WHAT YOU NEED TO DO -> Lay out the listing as a Markdown table with the columns "Row" and "Listing line." Start at the first line of the listing, stop after the line that contains "node-label: 10格式化1: [218, 316, 280, 331]", and leave out any blank lines.

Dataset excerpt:

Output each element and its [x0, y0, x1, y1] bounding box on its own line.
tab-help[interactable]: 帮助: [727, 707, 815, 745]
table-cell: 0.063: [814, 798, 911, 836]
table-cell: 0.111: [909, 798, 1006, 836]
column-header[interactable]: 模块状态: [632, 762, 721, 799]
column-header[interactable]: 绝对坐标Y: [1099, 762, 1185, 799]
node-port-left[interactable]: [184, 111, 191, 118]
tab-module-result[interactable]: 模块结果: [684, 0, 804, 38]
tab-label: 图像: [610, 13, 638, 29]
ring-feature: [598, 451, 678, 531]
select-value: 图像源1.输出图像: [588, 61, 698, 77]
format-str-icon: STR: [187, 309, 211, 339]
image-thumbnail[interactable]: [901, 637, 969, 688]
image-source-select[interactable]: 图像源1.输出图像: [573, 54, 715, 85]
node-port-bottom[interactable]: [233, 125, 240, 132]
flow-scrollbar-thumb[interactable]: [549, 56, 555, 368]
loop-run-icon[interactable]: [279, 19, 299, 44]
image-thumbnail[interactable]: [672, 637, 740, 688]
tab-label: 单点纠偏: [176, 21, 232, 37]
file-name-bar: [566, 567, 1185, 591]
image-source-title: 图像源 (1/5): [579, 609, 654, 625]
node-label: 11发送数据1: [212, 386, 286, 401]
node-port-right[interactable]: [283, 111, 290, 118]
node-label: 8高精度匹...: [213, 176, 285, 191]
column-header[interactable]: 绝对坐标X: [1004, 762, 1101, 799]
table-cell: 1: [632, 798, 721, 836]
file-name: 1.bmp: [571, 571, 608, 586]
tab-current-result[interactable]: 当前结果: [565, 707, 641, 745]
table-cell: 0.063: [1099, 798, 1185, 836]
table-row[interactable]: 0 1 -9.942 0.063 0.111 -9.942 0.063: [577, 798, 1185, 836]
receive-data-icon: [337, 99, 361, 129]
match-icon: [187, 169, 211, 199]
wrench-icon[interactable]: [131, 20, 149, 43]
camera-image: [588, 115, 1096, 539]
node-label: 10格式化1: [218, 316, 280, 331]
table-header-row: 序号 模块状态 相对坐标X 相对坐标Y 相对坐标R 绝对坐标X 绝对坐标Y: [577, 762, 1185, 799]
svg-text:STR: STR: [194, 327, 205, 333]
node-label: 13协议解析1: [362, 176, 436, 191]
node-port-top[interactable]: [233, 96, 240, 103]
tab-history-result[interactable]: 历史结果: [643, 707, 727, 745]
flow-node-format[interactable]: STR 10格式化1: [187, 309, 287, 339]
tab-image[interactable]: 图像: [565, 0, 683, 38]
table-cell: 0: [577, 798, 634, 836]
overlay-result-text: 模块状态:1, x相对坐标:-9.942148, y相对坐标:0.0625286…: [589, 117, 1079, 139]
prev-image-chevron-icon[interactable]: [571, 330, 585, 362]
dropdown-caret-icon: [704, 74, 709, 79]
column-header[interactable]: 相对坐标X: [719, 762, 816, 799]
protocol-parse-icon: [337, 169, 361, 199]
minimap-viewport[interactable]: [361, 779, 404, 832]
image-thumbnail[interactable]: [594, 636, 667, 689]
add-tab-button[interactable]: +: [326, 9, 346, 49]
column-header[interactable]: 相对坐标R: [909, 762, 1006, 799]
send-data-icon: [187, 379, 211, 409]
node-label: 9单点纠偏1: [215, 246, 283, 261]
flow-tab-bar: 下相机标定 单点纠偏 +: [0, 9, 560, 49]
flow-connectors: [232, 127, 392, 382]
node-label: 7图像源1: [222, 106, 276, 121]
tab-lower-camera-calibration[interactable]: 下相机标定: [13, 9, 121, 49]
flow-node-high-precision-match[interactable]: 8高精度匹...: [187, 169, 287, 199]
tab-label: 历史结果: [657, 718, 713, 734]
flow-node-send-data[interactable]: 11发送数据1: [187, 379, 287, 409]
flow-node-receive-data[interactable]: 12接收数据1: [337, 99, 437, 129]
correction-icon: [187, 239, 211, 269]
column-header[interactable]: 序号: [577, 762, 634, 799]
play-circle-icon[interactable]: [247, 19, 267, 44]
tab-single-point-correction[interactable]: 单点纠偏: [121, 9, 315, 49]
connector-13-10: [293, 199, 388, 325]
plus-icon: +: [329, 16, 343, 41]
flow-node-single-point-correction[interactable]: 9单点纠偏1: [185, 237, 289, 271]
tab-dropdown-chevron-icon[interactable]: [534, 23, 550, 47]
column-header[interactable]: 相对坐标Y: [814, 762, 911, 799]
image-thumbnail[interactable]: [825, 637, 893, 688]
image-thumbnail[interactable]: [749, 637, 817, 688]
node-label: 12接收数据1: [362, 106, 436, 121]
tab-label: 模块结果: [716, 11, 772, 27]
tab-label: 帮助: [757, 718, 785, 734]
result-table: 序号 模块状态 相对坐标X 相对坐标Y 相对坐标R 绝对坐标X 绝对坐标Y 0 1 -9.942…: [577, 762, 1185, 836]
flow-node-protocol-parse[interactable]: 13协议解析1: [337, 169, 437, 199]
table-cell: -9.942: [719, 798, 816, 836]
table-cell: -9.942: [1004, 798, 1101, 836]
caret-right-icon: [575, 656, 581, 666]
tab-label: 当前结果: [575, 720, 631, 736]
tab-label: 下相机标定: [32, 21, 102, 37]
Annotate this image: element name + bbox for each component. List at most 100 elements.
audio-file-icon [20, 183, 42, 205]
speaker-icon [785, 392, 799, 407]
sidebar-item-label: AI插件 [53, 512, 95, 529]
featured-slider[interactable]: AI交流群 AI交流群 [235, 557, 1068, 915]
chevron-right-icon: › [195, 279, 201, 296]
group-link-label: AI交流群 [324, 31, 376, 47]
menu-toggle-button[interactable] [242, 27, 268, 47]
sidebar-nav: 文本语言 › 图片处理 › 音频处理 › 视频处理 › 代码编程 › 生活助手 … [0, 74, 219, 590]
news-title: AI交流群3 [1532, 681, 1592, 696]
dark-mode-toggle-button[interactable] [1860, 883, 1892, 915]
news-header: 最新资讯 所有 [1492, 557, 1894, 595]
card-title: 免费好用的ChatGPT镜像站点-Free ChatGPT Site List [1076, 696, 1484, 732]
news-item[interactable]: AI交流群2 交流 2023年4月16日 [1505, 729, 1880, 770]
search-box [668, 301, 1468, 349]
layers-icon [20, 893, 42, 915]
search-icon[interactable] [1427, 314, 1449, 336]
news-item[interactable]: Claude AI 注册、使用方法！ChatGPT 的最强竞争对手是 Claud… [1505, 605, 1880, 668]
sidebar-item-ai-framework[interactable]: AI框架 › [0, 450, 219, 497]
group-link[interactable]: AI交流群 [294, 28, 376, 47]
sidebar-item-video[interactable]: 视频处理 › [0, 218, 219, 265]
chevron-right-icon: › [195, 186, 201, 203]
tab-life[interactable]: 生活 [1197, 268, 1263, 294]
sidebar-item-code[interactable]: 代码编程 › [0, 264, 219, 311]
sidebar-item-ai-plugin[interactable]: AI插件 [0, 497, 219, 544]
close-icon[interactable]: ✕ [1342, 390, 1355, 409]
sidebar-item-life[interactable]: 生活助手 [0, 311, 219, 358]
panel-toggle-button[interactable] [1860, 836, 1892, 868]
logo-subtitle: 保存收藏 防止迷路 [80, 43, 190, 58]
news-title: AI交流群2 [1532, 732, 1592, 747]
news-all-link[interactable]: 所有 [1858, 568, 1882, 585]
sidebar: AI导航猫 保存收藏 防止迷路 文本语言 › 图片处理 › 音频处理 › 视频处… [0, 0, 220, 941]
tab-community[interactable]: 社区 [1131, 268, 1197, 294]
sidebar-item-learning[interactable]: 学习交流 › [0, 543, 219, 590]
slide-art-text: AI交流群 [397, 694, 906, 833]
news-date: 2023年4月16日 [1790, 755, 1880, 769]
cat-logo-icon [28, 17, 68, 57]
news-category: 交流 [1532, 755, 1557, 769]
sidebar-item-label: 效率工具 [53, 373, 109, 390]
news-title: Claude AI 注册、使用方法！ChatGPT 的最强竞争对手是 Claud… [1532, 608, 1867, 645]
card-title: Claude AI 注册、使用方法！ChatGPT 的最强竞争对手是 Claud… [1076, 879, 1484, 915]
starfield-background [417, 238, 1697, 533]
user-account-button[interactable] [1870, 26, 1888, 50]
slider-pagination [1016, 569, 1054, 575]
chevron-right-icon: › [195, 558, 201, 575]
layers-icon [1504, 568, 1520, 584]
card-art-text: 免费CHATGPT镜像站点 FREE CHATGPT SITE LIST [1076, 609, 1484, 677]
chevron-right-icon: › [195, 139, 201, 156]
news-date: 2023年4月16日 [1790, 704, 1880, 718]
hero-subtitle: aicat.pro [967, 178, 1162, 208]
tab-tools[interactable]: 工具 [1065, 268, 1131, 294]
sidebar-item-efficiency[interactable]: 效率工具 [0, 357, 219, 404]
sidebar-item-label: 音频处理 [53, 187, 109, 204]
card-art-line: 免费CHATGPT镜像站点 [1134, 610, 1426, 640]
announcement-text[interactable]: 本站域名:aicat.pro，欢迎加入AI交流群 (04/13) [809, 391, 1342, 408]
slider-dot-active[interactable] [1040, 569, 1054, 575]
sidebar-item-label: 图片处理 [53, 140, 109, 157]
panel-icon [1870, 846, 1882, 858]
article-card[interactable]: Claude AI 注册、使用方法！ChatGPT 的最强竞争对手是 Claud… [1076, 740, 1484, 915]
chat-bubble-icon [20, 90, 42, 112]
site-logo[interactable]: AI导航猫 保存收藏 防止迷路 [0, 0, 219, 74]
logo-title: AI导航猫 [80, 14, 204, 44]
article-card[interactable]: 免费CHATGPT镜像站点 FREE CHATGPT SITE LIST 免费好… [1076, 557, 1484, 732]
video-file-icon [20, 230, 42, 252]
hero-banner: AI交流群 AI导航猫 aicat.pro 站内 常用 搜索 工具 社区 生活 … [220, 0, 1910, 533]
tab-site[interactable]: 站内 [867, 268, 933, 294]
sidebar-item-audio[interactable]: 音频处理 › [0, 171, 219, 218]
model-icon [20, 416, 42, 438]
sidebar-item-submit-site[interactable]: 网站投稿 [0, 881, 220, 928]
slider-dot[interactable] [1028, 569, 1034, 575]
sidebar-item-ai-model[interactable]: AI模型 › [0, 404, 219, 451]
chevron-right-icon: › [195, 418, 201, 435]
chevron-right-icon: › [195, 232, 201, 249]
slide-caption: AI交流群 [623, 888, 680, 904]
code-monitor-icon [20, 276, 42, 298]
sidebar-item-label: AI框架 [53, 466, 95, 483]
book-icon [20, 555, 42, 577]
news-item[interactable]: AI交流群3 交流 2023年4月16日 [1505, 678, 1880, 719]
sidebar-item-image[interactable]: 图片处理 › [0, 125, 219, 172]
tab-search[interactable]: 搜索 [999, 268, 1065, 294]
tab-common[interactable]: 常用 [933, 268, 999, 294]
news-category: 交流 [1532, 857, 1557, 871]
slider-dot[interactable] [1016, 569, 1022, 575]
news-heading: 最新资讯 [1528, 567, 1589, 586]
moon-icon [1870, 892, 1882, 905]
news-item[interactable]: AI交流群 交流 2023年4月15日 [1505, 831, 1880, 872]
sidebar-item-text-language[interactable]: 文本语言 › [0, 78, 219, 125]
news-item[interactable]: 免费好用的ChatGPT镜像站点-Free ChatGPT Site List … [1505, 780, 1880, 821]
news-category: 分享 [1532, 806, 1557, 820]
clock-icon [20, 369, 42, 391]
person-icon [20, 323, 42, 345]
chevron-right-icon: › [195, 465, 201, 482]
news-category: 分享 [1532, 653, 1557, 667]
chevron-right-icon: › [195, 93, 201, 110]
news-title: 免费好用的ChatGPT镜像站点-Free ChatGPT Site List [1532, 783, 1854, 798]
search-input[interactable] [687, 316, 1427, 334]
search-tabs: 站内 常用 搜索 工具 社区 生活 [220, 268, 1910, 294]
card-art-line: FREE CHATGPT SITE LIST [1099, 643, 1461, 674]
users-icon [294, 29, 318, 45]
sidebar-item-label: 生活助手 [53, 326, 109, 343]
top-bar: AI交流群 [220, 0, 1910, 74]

CORRECT OUTPUT ->
| Row | Listing line |
|---|---|
| 1 | Output each element and its [x0, y0, x1, y1] bounding box on its own line. |
| 2 | tab-help[interactable]: 帮助: [727, 707, 815, 745] |
| 3 | table-cell: 0.063: [814, 798, 911, 836] |
| 4 | table-cell: 0.111: [909, 798, 1006, 836] |
| 5 | column-header[interactable]: 模块状态: [632, 762, 721, 799] |
| 6 | column-header[interactable]: 绝对坐标Y: [1099, 762, 1185, 799] |
| 7 | node-port-left[interactable]: [184, 111, 191, 118] |
| 8 | tab-module-result[interactable]: 模块结果: [684, 0, 804, 38] |
| 9 | tab-label: 图像: [610, 13, 638, 29] |
| 10 | ring-feature: [598, 451, 678, 531] |
| 11 | select-value: 图像源1.输出图像: [588, 61, 698, 77] |
| 12 | format-str-icon: STR: [187, 309, 211, 339] |
| 13 | image-thumbnail[interactable]: [901, 637, 969, 688] |
| 14 | image-source-select[interactable]: 图像源1.输出图像: [573, 54, 715, 85] |
| 15 | node-port-bottom[interactable]: [233, 125, 240, 132] |
| 16 | flow-scrollbar-thumb[interactable]: [549, 56, 555, 368] |
| 17 | loop-run-icon[interactable]: [279, 19, 299, 44] |
| 18 | image-thumbnail[interactable]: [672, 637, 740, 688] |
| 19 | tab-label: 单点纠偏: [176, 21, 232, 37] |
| 20 | file-name-bar: [566, 567, 1185, 591] |
| 21 | image-source-title: 图像源 (1/5): [579, 609, 654, 625] |
| 22 | node-label: 11发送数据1: [212, 386, 286, 401] |
| 23 | node-port-right[interactable]: [283, 111, 290, 118] |
| 24 | node-label: 8高精度匹...: [213, 176, 285, 191] |
| 25 | column-header[interactable]: 绝对坐标X: [1004, 762, 1101, 799] |
| 26 | table-cell: 1: [632, 798, 721, 836] |
| 27 | file-name: 1.bmp: [571, 571, 608, 586] |
| 28 | tab-current-result[interactable]: 当前结果: [565, 707, 641, 745] |
| 29 | table-cell: 0.063: [1099, 798, 1185, 836] |
| 30 | table-row[interactable]: 0 1 -9.942 0.063 0.111 -9.942 0.063: [577, 798, 1185, 836] |
| 31 | receive-data-icon: [337, 99, 361, 129] |
| 32 | match-icon: [187, 169, 211, 199] |
| 33 | wrench-icon[interactable]: [131, 20, 149, 43] |
| 34 | camera-image: [588, 115, 1096, 539] |
| 35 | node-label: 10格式化1: [218, 316, 280, 331] |